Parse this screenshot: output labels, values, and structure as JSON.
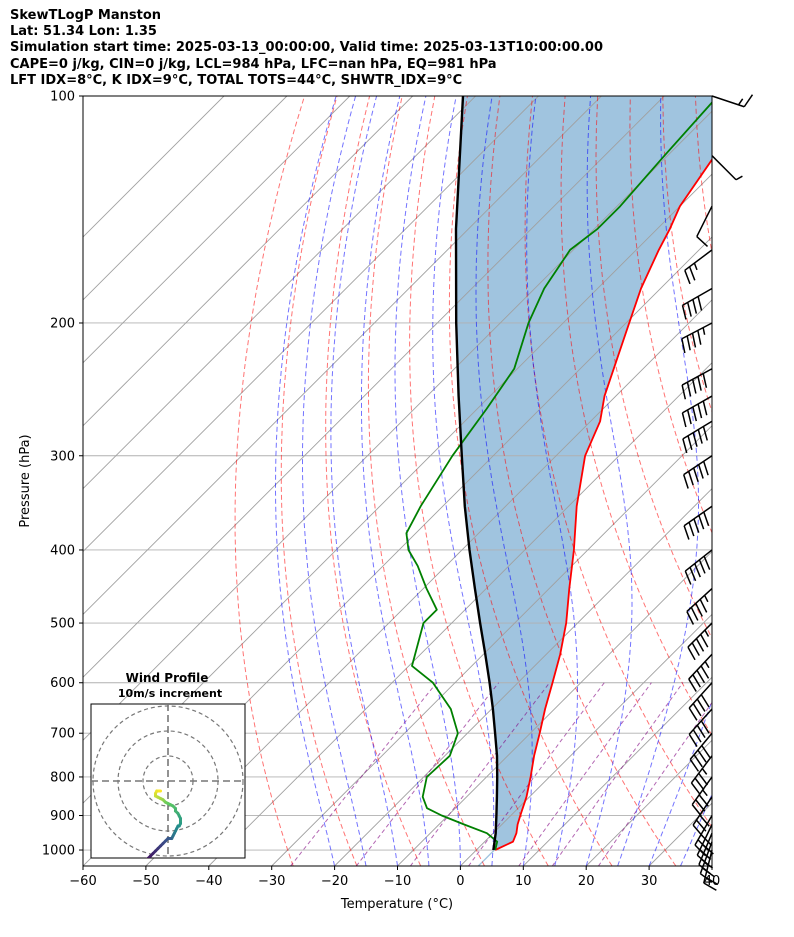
{
  "header": {
    "line1": "SkewTLogP Manston",
    "line2": "Lat: 51.34   Lon: 1.35",
    "line3": "Simulation start time: 2025-03-13_00:00:00, Valid time: 2025-03-13T10:00:00.00",
    "line4": "CAPE=0 j/kg, CIN=0 j/kg, LCL=984 hPa, LFC=nan hPa, EQ=981 hPa",
    "line5": "LFT IDX=8$^\\circ$C, K IDX=9$^\\circ$C, TOTAL TOTS=44$^\\circ$C, SHWTR_IDX=9$^\\circ$C"
  },
  "chart_data": {
    "type": "line",
    "plot": "skew-t log-p",
    "xlabel": "Temperature ($^\\circ$C)",
    "ylabel": "Pressure (hPa)",
    "xlim": [
      -60,
      40
    ],
    "ylim": [
      1050,
      100
    ],
    "y_scale": "log",
    "x_ticks": [
      "−60",
      "−50",
      "−40",
      "−30",
      "−20",
      "−10",
      "0",
      "10",
      "20",
      "30",
      "40"
    ],
    "y_ticks": [
      "100",
      "200",
      "300",
      "400",
      "500",
      "600",
      "700",
      "800",
      "900",
      "1000"
    ],
    "grid": true,
    "colors": {
      "temperature": "#ff0000",
      "dewpoint": "#008000",
      "parcel": "#000000",
      "cape_fill": "#a0c4df",
      "dry_adiabats": "#ff0000",
      "moist_adiabats": "#0000ff",
      "mixing_ratio": "#800080",
      "isotherms": "#a0a0a0"
    },
    "series": [
      {
        "key": "temperature",
        "pressure": [
          1000,
          975,
          950,
          925,
          900,
          850,
          800,
          750,
          700,
          650,
          600,
          550,
          500,
          450,
          400,
          350,
          300,
          270,
          250,
          200,
          180,
          160,
          150,
          140,
          120,
          100
        ],
        "temp": [
          3,
          4.5,
          3.7,
          2.5,
          1.5,
          -0.5,
          -3,
          -5.8,
          -8.5,
          -11.5,
          -14.5,
          -17.8,
          -21.8,
          -26.8,
          -32.2,
          -38.7,
          -45.4,
          -48.5,
          -51.8,
          -59.5,
          -63.1,
          -66.4,
          -68,
          -70,
          -72.5,
          -77.4
        ]
      },
      {
        "key": "dewpoint",
        "pressure": [
          1000,
          975,
          950,
          925,
          900,
          880,
          850,
          800,
          750,
          700,
          650,
          600,
          570,
          500,
          480,
          450,
          420,
          400,
          380,
          350,
          300,
          260,
          230,
          200,
          180,
          160,
          150,
          140,
          120,
          100
        ],
        "temp": [
          3,
          2,
          -1,
          -6,
          -11,
          -14.5,
          -17,
          -19.5,
          -19.2,
          -21.5,
          -26.5,
          -33.5,
          -39.5,
          -44.5,
          -44.5,
          -49.5,
          -54.5,
          -58.5,
          -61.5,
          -63.5,
          -66.5,
          -68.5,
          -70.5,
          -75.5,
          -78.5,
          -80.5,
          -79.5,
          -79.5,
          -80.5,
          -81.5
        ]
      },
      {
        "key": "parcel",
        "pressure": [
          1000,
          950,
          900,
          850,
          800,
          750,
          700,
          650,
          600,
          550,
          500,
          450,
          400,
          350,
          300,
          250,
          200,
          150,
          100
        ],
        "temp": [
          2.7,
          0.4,
          -2.3,
          -5.2,
          -8.3,
          -11.7,
          -15.6,
          -19.8,
          -24.5,
          -29.7,
          -35.5,
          -41.8,
          -48.8,
          -56.5,
          -65.0,
          -75.0,
          -87.0,
          -102.0,
          -122.0
        ]
      }
    ],
    "wind_barbs": {
      "pressure": [
        1000,
        975,
        950,
        925,
        900,
        850,
        800,
        750,
        700,
        650,
        600,
        550,
        500,
        450,
        400,
        350,
        300,
        270,
        250,
        230,
        200,
        180,
        160,
        140,
        120,
        100
      ],
      "u": [
        5,
        8,
        10,
        12,
        15,
        18,
        20,
        22,
        25,
        27,
        28,
        30,
        32,
        35,
        38,
        40,
        42,
        43,
        44,
        44,
        42,
        35,
        20,
        5,
        -5,
        -15
      ],
      "v": [
        20,
        22,
        24,
        25,
        26,
        27,
        28,
        29,
        30,
        30,
        31,
        32,
        32,
        32,
        30,
        28,
        28,
        26,
        25,
        24,
        22,
        20,
        15,
        10,
        5,
        5
      ]
    },
    "hodograph": {
      "title": "Wind Profile",
      "subtitle": "10m/s increment",
      "ring_spacing_ms": 10,
      "u": [
        -3,
        -4.5,
        -5,
        -5,
        -4,
        -3,
        -2,
        -1.5,
        -1,
        0,
        1,
        2,
        3,
        3,
        4,
        4.5,
        5,
        5,
        4.5,
        4,
        3.5,
        3,
        2.5,
        2,
        1.5,
        1,
        1,
        0,
        -1,
        -2,
        -3,
        -4,
        -5,
        -6,
        -7,
        -8,
        -9,
        -9
      ],
      "v": [
        -4,
        -4,
        -5,
        -6,
        -6.5,
        -7,
        -7.5,
        -8,
        -8.5,
        -9,
        -9.5,
        -10,
        -11,
        -12,
        -13,
        -14,
        -15,
        -17,
        -18,
        -18,
        -19,
        -20,
        -21,
        -22,
        -23,
        -23,
        -23,
        -23,
        -24,
        -25,
        -26,
        -27,
        -28,
        -29,
        -30,
        -31,
        -32,
        -33
      ]
    }
  }
}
########################################
▶ **What needs to be done**: Without the pictures, transcribe the listing above exactly.

▶ **Problem solution**:
Parse this screenshot: output labels, values, and structure as JSON.
{
  "header": {
    "line1": "SkewTLogP Manston",
    "line2": "Lat: 51.34   Lon: 1.35",
    "line3": "Simulation start time: 2025-03-13_00:00:00, Valid time: 2025-03-13T10:00:00.00",
    "line4": "CAPE=0 j/kg, CIN=0 j/kg, LCL=984 hPa, LFC=nan hPa, EQ=981 hPa",
    "line5": "LFT IDX=8$^\\circ$C, K IDX=9$^\\circ$C, TOTAL TOTS=44$^\\circ$C, SHWTR_IDX=9$^\\circ$C"
  },
  "chart_data": {
    "type": "line",
    "plot": "skew-t log-p",
    "xlabel": "Temperature ($^\\circ$C)",
    "ylabel": "Pressure (hPa)",
    "xlim": [
      -60,
      40
    ],
    "ylim": [
      1050,
      100
    ],
    "y_scale": "log",
    "x_ticks": [
      "−60",
      "−50",
      "−40",
      "−30",
      "−20",
      "−10",
      "0",
      "10",
      "20",
      "30",
      "40"
    ],
    "y_ticks": [
      "100",
      "200",
      "300",
      "400",
      "500",
      "600",
      "700",
      "800",
      "900",
      "1000"
    ],
    "grid": true,
    "colors": {
      "temperature": "#ff0000",
      "dewpoint": "#008000",
      "parcel": "#000000",
      "cape_fill": "#a0c4df",
      "dry_adiabats": "#ff0000",
      "moist_adiabats": "#0000ff",
      "mixing_ratio": "#800080",
      "isotherms": "#a0a0a0"
    },
    "series": [
      {
        "key": "temperature",
        "pressure": [
          1000,
          975,
          950,
          925,
          900,
          850,
          800,
          750,
          700,
          650,
          600,
          550,
          500,
          450,
          400,
          350,
          300,
          270,
          250,
          200,
          180,
          160,
          150,
          140,
          120,
          100
        ],
        "temp": [
          3,
          4.5,
          3.7,
          2.5,
          1.5,
          -0.5,
          -3,
          -5.8,
          -8.5,
          -11.5,
          -14.5,
          -17.8,
          -21.8,
          -26.8,
          -32.2,
          -38.7,
          -45.4,
          -48.5,
          -51.8,
          -59.5,
          -63.1,
          -66.4,
          -68,
          -70,
          -72.5,
          -77.4
        ]
      },
      {
        "key": "dewpoint",
        "pressure": [
          1000,
          975,
          950,
          925,
          900,
          880,
          850,
          800,
          750,
          700,
          650,
          600,
          570,
          500,
          480,
          450,
          420,
          400,
          380,
          350,
          300,
          260,
          230,
          200,
          180,
          160,
          150,
          140,
          120,
          100
        ],
        "temp": [
          3,
          2,
          -1,
          -6,
          -11,
          -14.5,
          -17,
          -19.5,
          -19.2,
          -21.5,
          -26.5,
          -33.5,
          -39.5,
          -44.5,
          -44.5,
          -49.5,
          -54.5,
          -58.5,
          -61.5,
          -63.5,
          -66.5,
          -68.5,
          -70.5,
          -75.5,
          -78.5,
          -80.5,
          -79.5,
          -79.5,
          -80.5,
          -81.5
        ]
      },
      {
        "key": "parcel",
        "pressure": [
          1000,
          950,
          900,
          850,
          800,
          750,
          700,
          650,
          600,
          550,
          500,
          450,
          400,
          350,
          300,
          250,
          200,
          150,
          100
        ],
        "temp": [
          2.7,
          0.4,
          -2.3,
          -5.2,
          -8.3,
          -11.7,
          -15.6,
          -19.8,
          -24.5,
          -29.7,
          -35.5,
          -41.8,
          -48.8,
          -56.5,
          -65.0,
          -75.0,
          -87.0,
          -102.0,
          -122.0
        ]
      }
    ],
    "wind_barbs": {
      "pressure": [
        1000,
        975,
        950,
        925,
        900,
        850,
        800,
        750,
        700,
        650,
        600,
        550,
        500,
        450,
        400,
        350,
        300,
        270,
        250,
        230,
        200,
        180,
        160,
        140,
        120,
        100
      ],
      "u": [
        5,
        8,
        10,
        12,
        15,
        18,
        20,
        22,
        25,
        27,
        28,
        30,
        32,
        35,
        38,
        40,
        42,
        43,
        44,
        44,
        42,
        35,
        20,
        5,
        -5,
        -15
      ],
      "v": [
        20,
        22,
        24,
        25,
        26,
        27,
        28,
        29,
        30,
        30,
        31,
        32,
        32,
        32,
        30,
        28,
        28,
        26,
        25,
        24,
        22,
        20,
        15,
        10,
        5,
        5
      ]
    },
    "hodograph": {
      "title": "Wind Profile",
      "subtitle": "10m/s increment",
      "ring_spacing_ms": 10,
      "u": [
        -3,
        -4.5,
        -5,
        -5,
        -4,
        -3,
        -2,
        -1.5,
        -1,
        0,
        1,
        2,
        3,
        3,
        4,
        4.5,
        5,
        5,
        4.5,
        4,
        3.5,
        3,
        2.5,
        2,
        1.5,
        1,
        1,
        0,
        -1,
        -2,
        -3,
        -4,
        -5,
        -6,
        -7,
        -8,
        -9,
        -9
      ],
      "v": [
        -4,
        -4,
        -5,
        -6,
        -6.5,
        -7,
        -7.5,
        -8,
        -8.5,
        -9,
        -9.5,
        -10,
        -11,
        -12,
        -13,
        -14,
        -15,
        -17,
        -18,
        -18,
        -19,
        -20,
        -21,
        -22,
        -23,
        -23,
        -23,
        -23,
        -24,
        -25,
        -26,
        -27,
        -28,
        -29,
        -30,
        -31,
        -32,
        -33
      ]
    }
  }
}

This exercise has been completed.